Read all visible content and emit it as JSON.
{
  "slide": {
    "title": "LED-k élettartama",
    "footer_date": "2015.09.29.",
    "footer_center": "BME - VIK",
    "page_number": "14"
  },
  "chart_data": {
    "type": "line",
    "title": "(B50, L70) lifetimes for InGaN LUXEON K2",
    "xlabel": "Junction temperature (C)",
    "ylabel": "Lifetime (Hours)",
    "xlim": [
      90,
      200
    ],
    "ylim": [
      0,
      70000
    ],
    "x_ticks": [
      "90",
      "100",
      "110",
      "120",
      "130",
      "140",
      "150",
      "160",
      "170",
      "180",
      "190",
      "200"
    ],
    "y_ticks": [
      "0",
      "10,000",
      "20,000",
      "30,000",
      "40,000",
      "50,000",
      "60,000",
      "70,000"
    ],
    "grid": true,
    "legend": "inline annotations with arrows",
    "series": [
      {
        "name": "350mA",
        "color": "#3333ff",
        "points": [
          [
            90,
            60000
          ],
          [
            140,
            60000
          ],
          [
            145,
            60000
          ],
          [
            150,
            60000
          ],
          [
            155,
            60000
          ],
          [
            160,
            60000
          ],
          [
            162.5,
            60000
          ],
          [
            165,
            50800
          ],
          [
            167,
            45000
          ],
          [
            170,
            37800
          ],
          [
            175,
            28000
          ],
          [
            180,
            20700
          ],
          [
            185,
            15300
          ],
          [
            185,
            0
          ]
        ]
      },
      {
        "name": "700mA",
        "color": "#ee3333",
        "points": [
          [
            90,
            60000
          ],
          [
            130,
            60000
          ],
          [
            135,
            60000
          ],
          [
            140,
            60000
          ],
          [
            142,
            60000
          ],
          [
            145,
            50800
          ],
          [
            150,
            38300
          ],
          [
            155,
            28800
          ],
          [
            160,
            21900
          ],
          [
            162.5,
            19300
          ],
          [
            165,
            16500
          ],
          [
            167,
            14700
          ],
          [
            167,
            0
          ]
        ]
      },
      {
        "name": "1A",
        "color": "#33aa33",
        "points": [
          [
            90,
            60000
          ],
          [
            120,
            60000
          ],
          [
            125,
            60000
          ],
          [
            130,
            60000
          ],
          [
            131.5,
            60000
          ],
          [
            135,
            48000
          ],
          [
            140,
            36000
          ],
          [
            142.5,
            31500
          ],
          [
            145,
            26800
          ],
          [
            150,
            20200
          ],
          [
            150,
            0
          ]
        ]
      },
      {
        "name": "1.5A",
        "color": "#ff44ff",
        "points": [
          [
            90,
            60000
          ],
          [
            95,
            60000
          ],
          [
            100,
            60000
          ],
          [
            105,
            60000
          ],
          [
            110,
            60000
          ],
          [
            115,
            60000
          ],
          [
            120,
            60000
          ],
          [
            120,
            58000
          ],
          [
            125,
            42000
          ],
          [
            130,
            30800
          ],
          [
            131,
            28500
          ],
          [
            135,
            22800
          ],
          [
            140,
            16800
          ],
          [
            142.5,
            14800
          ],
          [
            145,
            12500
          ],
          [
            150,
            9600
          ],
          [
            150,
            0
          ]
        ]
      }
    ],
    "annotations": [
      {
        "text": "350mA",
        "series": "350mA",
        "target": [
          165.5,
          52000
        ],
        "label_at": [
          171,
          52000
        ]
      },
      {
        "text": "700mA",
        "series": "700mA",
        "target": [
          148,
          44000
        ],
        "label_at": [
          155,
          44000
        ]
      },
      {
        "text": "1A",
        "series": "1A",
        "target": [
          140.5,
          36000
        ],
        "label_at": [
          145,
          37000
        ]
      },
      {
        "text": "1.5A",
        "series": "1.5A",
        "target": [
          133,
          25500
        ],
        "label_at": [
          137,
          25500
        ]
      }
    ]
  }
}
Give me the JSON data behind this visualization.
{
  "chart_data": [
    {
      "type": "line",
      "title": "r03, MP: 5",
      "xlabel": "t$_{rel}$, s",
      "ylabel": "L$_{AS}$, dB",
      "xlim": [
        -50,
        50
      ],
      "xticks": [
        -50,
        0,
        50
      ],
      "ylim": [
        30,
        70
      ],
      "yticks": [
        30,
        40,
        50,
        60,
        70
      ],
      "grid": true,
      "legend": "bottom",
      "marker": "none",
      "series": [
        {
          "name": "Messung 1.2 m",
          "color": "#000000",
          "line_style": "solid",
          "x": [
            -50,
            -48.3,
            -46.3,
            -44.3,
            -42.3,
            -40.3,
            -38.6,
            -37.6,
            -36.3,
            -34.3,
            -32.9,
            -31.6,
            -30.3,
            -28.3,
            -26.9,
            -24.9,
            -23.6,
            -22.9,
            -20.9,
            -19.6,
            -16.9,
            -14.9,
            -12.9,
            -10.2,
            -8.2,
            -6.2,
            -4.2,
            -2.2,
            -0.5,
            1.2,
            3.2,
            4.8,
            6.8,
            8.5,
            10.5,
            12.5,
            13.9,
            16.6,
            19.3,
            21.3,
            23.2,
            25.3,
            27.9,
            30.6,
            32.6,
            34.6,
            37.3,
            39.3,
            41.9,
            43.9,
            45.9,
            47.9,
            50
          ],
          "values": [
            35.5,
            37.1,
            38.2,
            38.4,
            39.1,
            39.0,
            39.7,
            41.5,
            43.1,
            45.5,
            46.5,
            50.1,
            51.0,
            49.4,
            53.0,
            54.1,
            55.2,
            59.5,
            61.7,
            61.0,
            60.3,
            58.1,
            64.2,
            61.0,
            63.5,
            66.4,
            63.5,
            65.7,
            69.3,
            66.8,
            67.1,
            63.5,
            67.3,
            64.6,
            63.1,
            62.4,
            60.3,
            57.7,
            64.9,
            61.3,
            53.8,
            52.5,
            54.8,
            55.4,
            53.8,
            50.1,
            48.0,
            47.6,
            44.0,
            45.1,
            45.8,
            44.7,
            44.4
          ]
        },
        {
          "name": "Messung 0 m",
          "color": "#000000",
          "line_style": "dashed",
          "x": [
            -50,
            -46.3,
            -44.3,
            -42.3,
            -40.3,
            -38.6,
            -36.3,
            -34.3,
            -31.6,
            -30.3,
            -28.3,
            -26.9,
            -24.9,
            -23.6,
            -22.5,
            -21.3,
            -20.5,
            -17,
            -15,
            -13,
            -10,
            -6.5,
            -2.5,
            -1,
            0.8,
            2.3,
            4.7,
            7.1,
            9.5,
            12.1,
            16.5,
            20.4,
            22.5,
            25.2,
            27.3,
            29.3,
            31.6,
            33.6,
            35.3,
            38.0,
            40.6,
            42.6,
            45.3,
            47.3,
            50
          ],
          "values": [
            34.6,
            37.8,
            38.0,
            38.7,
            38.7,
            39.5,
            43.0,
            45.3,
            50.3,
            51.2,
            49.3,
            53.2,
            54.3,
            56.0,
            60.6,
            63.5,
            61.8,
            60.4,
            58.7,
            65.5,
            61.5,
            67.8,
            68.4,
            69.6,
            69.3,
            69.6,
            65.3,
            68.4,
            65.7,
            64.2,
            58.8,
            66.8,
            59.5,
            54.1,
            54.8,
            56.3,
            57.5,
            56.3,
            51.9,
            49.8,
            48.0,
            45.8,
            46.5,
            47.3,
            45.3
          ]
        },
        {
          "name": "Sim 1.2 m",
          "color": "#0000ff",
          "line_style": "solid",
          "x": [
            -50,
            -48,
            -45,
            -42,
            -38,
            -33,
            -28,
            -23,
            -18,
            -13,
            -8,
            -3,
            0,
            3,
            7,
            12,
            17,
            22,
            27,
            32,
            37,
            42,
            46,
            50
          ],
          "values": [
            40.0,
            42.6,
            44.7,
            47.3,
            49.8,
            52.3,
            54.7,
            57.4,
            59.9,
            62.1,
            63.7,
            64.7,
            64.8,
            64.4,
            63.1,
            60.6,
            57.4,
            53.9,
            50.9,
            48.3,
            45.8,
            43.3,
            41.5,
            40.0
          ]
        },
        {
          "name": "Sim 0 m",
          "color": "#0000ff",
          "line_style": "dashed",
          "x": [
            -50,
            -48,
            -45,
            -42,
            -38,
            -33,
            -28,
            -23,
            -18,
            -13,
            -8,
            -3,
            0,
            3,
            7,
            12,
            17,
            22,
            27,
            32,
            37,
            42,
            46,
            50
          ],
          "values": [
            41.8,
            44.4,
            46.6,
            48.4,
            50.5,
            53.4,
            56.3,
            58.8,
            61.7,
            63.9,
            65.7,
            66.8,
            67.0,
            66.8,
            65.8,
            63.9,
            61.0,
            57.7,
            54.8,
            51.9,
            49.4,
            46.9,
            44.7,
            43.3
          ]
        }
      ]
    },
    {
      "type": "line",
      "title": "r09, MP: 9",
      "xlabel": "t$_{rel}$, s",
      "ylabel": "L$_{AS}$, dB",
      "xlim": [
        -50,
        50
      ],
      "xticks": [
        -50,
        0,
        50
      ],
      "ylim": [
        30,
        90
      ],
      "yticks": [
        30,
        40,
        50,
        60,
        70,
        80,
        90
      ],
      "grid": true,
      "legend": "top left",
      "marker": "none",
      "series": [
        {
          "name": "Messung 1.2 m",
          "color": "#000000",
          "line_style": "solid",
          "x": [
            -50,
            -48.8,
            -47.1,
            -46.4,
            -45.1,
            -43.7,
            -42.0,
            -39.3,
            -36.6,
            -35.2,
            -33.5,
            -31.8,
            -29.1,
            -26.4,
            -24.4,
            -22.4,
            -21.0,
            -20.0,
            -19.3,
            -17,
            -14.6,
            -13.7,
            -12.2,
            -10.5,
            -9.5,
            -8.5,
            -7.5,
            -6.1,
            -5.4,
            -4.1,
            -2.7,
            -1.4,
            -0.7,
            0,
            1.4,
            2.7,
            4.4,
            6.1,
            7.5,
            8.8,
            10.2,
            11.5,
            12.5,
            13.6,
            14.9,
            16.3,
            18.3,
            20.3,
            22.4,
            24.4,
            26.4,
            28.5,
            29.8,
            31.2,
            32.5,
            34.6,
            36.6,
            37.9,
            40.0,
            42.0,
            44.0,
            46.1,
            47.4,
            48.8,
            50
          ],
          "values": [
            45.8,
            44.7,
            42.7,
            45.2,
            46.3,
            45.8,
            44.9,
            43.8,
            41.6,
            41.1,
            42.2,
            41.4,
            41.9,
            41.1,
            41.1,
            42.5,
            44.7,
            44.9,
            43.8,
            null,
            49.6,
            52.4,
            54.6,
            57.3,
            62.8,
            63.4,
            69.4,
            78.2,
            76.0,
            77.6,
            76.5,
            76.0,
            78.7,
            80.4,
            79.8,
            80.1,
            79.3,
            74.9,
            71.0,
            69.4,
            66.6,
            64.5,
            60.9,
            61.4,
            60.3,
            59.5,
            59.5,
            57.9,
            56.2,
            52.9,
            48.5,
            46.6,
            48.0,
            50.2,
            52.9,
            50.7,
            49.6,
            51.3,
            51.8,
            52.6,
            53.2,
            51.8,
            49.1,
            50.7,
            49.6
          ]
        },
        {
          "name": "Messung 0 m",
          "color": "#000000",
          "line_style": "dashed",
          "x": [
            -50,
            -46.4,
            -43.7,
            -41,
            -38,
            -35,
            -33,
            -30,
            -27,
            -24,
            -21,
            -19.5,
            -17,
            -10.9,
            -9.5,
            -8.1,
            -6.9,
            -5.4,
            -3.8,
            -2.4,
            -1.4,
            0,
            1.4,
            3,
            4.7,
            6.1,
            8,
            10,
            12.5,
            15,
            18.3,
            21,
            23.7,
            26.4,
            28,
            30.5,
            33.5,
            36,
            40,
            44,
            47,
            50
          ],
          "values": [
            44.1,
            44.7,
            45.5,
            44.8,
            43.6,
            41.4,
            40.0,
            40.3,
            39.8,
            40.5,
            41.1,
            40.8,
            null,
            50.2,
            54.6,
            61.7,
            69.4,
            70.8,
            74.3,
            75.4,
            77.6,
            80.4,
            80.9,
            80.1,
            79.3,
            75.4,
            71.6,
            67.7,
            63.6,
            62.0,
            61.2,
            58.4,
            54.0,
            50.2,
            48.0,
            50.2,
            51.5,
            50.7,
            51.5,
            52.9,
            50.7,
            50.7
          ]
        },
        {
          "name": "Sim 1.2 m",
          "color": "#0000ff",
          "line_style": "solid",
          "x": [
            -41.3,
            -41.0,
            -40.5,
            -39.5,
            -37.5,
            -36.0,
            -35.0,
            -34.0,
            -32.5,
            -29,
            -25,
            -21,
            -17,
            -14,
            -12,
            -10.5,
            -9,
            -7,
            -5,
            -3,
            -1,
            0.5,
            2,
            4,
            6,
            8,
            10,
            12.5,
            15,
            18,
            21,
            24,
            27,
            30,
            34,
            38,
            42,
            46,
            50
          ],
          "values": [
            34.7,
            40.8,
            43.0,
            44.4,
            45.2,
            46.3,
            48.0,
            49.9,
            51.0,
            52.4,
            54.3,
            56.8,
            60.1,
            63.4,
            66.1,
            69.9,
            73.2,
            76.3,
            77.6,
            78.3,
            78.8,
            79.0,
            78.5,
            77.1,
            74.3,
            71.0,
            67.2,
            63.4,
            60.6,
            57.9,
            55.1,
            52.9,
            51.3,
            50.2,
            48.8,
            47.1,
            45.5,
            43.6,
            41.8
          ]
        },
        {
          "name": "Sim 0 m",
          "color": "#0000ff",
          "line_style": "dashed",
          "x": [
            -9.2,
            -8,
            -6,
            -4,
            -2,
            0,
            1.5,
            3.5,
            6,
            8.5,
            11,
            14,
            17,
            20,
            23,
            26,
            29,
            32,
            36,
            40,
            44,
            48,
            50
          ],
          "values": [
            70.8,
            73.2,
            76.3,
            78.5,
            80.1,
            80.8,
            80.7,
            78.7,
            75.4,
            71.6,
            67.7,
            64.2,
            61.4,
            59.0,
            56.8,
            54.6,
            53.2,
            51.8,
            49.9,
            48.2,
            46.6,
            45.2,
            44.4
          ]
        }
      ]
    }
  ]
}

_What to do_
Only the number is needed: state how many lines in the listing contain "legend".

_Output of the task_
3